Dataset entries
--

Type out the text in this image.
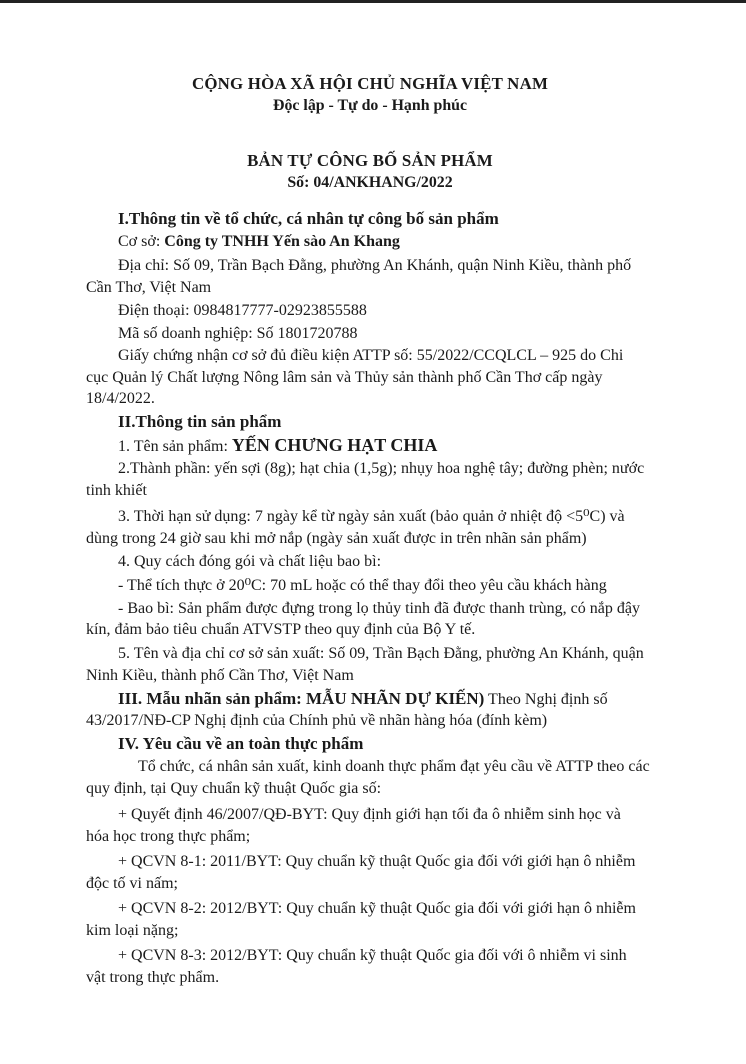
CỘNG HÒA XÃ HỘI CHỦ NGHĨA VIỆT NAM
Độc lập - Tự do - Hạnh phúc
BẢN TỰ CÔNG BỐ SẢN PHẨM
Số: 04/ANKHANG/2022
I.Thông tin về tổ chức, cá nhân tự công bố sản phẩm
Cơ sở: Công ty TNHH Yến sào An Khang
Địa chỉ: Số 09, Trần Bạch Đằng, phường An Khánh, quận Ninh Kiều, thành phố
Cần Thơ, Việt Nam
Điện thoại: 0984817777-02923855588
Mã số doanh nghiệp: Số 1801720788
Giấy chứng nhận cơ sở đủ điều kiện ATTP số: 55/2022/CCQLCL – 925 do Chi
cục Quản lý Chất lượng Nông lâm sản và Thủy sản thành phố Cần Thơ cấp ngày
18/4/2022.
II.Thông tin sản phẩm
1. Tên sản phẩm: YẾN CHƯNG HẠT CHIA
2.Thành phần: yến sợi (8g); hạt chia (1,5g); nhụy hoa nghệ tây; đường phèn; nước
tinh khiết
3. Thời hạn sử dụng: 7 ngày kể từ ngày sản xuất (bảo quản ở nhiệt độ <5⁰C) và
dùng trong 24 giờ sau khi mở nắp (ngày sản xuất được in trên nhãn sản phẩm)
4. Quy cách đóng gói và chất liệu bao bì:
- Thể tích thực ở 20⁰C: 70 mL hoặc có thể thay đổi theo yêu cầu khách hàng
- Bao bì: Sản phẩm được đựng trong lọ thủy tinh đã được thanh trùng, có nắp đậy
kín, đảm bảo tiêu chuẩn ATVSTP theo quy định của Bộ Y tế.
5. Tên và địa chỉ cơ sở sản xuất: Số 09, Trần Bạch Đằng, phường An Khánh, quận
Ninh Kiều, thành phố Cần Thơ, Việt Nam
III. Mẫu nhãn sản phẩm: MẪU NHÃN DỰ KIẾN) Theo Nghị định số
43/2017/NĐ-CP Nghị định của Chính phủ về nhãn hàng hóa (đính kèm)
IV. Yêu cầu về an toàn thực phẩm
Tổ chức, cá nhân sản xuất, kinh doanh thực phẩm đạt yêu cầu về ATTP theo các
quy định, tại Quy chuẩn kỹ thuật Quốc gia số:
+ Quyết định 46/2007/QĐ-BYT: Quy định giới hạn tối đa ô nhiễm sinh học và
hóa học trong thực phẩm;
+ QCVN 8-1: 2011/BYT: Quy chuẩn kỹ thuật Quốc gia đối với giới hạn ô nhiễm
độc tố vi nấm;
+ QCVN 8-2: 2012/BYT: Quy chuẩn kỹ thuật Quốc gia đối với giới hạn ô nhiễm
kim loại nặng;
+ QCVN 8-3: 2012/BYT: Quy chuẩn kỹ thuật Quốc gia đối với ô nhiễm vi sinh
vật trong thực phẩm.
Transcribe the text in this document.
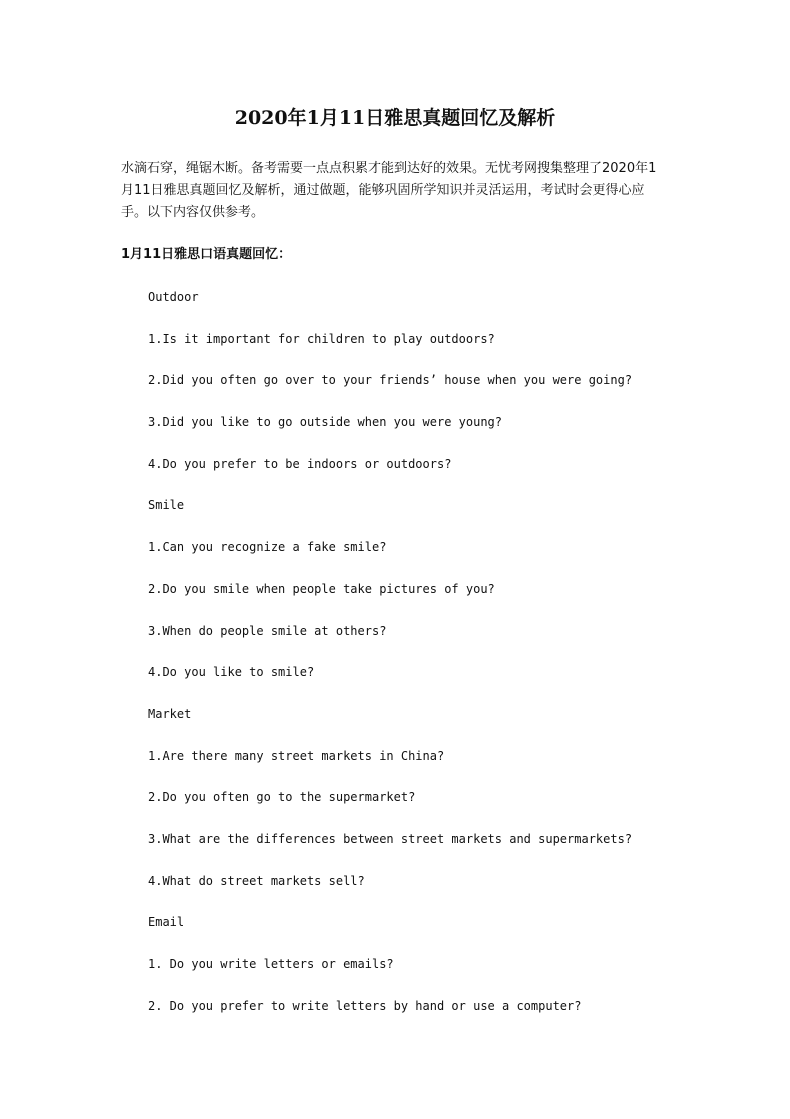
2020年1月11日雅思真题回忆及解析
水滴石穿，绳锯木断。备考需要一点点积累才能到达好的效果。无忧考网搜集整理了2020年1月11日雅思真题回忆及解析，通过做题，能够巩固所学知识并灵活运用，考试时会更得心应手。以下内容仅供参考。
1月11日雅思口语真题回忆：
Outdoor
1.Is it important for children to play outdoors?
2.Did you often go over to your friends’ house when you were going?
3.Did you like to go outside when you were young?
4.Do you prefer to be indoors or outdoors?
Smile
1.Can you recognize a fake smile?
2.Do you smile when people take pictures of you?
3.When do people smile at others?
4.Do you like to smile?
Market
1.Are there many street markets in China?
2.Do you often go to the supermarket?
3.What are the differences between street markets and supermarkets?
4.What do street markets sell?
Email
1. Do you write letters or emails?
2. Do you prefer to write letters by hand or use a computer?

--

— REQUEST —
All entries are to be retyped exactly. Omit any embedded images.

— SOLUTION —
Type out the text in this image.
CỘNG HÒA XÃ HỘI CHỦ NGHĨA VIỆT NAM
Độc lập - Tự do - Hạnh phúc
BẢN TỰ CÔNG BỐ SẢN PHẨM
Số: 04/ANKHANG/2022
I.Thông tin về tổ chức, cá nhân tự công bố sản phẩm
Cơ sở: Công ty TNHH Yến sào An Khang
Địa chỉ: Số 09, Trần Bạch Đằng, phường An Khánh, quận Ninh Kiều, thành phố
Cần Thơ, Việt Nam
Điện thoại: 0984817777-02923855588
Mã số doanh nghiệp: Số 1801720788
Giấy chứng nhận cơ sở đủ điều kiện ATTP số: 55/2022/CCQLCL – 925 do Chi
cục Quản lý Chất lượng Nông lâm sản và Thủy sản thành phố Cần Thơ cấp ngày
18/4/2022.
II.Thông tin sản phẩm
1. Tên sản phẩm: YẾN CHƯNG HẠT CHIA
2.Thành phần: yến sợi (8g); hạt chia (1,5g); nhụy hoa nghệ tây; đường phèn; nước
tinh khiết
3. Thời hạn sử dụng: 7 ngày kể từ ngày sản xuất (bảo quản ở nhiệt độ <5⁰C) và
dùng trong 24 giờ sau khi mở nắp (ngày sản xuất được in trên nhãn sản phẩm)
4. Quy cách đóng gói và chất liệu bao bì:
- Thể tích thực ở 20⁰C: 70 mL hoặc có thể thay đổi theo yêu cầu khách hàng
- Bao bì: Sản phẩm được đựng trong lọ thủy tinh đã được thanh trùng, có nắp đậy
kín, đảm bảo tiêu chuẩn ATVSTP theo quy định của Bộ Y tế.
5. Tên và địa chỉ cơ sở sản xuất: Số 09, Trần Bạch Đằng, phường An Khánh, quận
Ninh Kiều, thành phố Cần Thơ, Việt Nam
III. Mẫu nhãn sản phẩm: MẪU NHÃN DỰ KIẾN) Theo Nghị định số
43/2017/NĐ-CP Nghị định của Chính phủ về nhãn hàng hóa (đính kèm)
IV. Yêu cầu về an toàn thực phẩm
Tổ chức, cá nhân sản xuất, kinh doanh thực phẩm đạt yêu cầu về ATTP theo các
quy định, tại Quy chuẩn kỹ thuật Quốc gia số:
+ Quyết định 46/2007/QĐ-BYT: Quy định giới hạn tối đa ô nhiễm sinh học và
hóa học trong thực phẩm;
+ QCVN 8-1: 2011/BYT: Quy chuẩn kỹ thuật Quốc gia đối với giới hạn ô nhiễm
độc tố vi nấm;
+ QCVN 8-2: 2012/BYT: Quy chuẩn kỹ thuật Quốc gia đối với giới hạn ô nhiễm
kim loại nặng;
+ QCVN 8-3: 2012/BYT: Quy chuẩn kỹ thuật Quốc gia đối với ô nhiễm vi sinh
vật trong thực phẩm.
Transcribe the text in this document.
2020年1月11日雅思真题回忆及解析
水滴石穿，绳锯木断。备考需要一点点积累才能到达好的效果。无忧考网搜集整理了2020年1月11日雅思真题回忆及解析，通过做题，能够巩固所学知识并灵活运用，考试时会更得心应手。以下内容仅供参考。
1月11日雅思口语真题回忆：
Outdoor
1.Is it important for children to play outdoors?
2.Did you often go over to your friends’ house when you were going?
3.Did you like to go outside when you were young?
4.Do you prefer to be indoors or outdoors?
Smile
1.Can you recognize a fake smile?
2.Do you smile when people take pictures of you?
3.When do people smile at others?
4.Do you like to smile?
Market
1.Are there many street markets in China?
2.Do you often go to the supermarket?
3.What are the differences between street markets and supermarkets?
4.What do street markets sell?
Email
1. Do you write letters or emails?
2. Do you prefer to write letters by hand or use a computer?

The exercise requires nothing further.